(Data entries for graphics)
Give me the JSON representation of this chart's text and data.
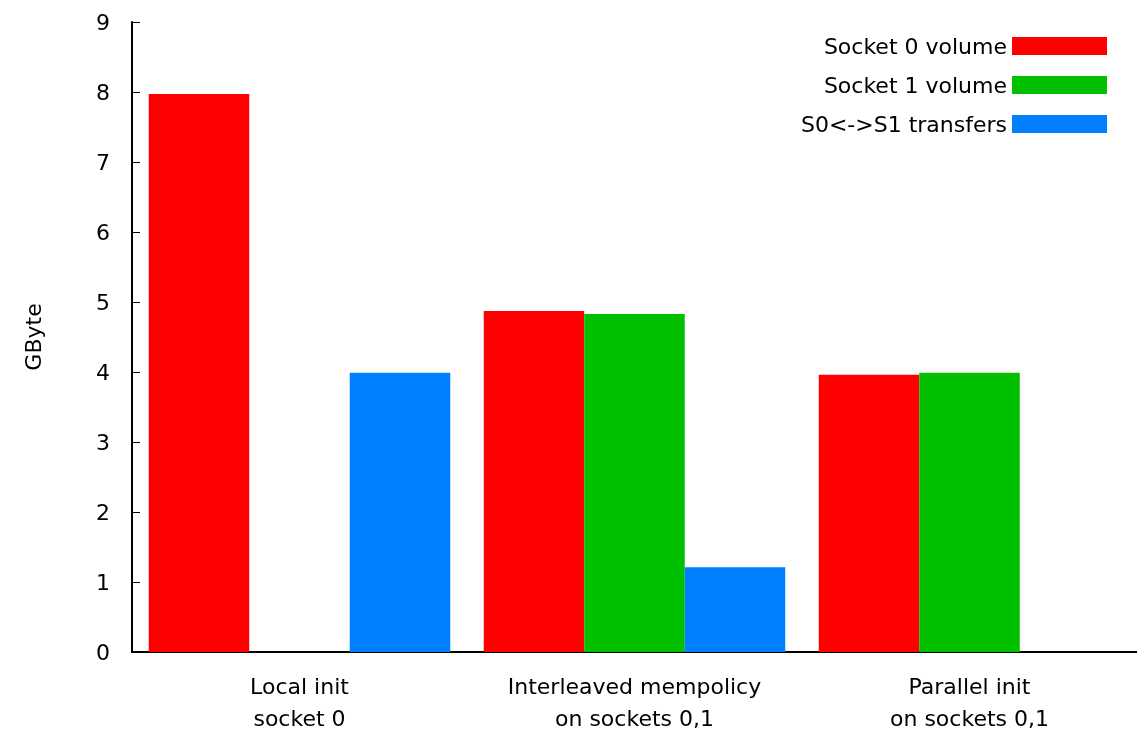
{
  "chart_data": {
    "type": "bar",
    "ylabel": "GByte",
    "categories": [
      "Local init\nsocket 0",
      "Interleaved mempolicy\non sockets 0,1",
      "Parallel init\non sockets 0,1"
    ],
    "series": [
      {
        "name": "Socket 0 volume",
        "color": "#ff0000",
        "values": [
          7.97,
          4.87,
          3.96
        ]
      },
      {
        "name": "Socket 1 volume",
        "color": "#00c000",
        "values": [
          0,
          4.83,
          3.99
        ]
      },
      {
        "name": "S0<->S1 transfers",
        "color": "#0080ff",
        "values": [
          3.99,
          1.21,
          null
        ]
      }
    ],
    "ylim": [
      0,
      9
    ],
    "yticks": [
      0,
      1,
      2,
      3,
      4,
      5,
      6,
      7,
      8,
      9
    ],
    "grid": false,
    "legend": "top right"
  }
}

- [What this task involves]:
Write every record out again exactly; no pictures belong in the copy.

- [Problem solution]:
Give me the JSON representation of this chart's text and data.
{
  "chart_data": {
    "type": "bar",
    "ylabel": "GByte",
    "categories": [
      "Local init\nsocket 0",
      "Interleaved mempolicy\non sockets 0,1",
      "Parallel init\non sockets 0,1"
    ],
    "series": [
      {
        "name": "Socket 0 volume",
        "color": "#ff0000",
        "values": [
          7.97,
          4.87,
          3.96
        ]
      },
      {
        "name": "Socket 1 volume",
        "color": "#00c000",
        "values": [
          0,
          4.83,
          3.99
        ]
      },
      {
        "name": "S0<->S1 transfers",
        "color": "#0080ff",
        "values": [
          3.99,
          1.21,
          null
        ]
      }
    ],
    "ylim": [
      0,
      9
    ],
    "yticks": [
      0,
      1,
      2,
      3,
      4,
      5,
      6,
      7,
      8,
      9
    ],
    "grid": false,
    "legend": "top right"
  }
}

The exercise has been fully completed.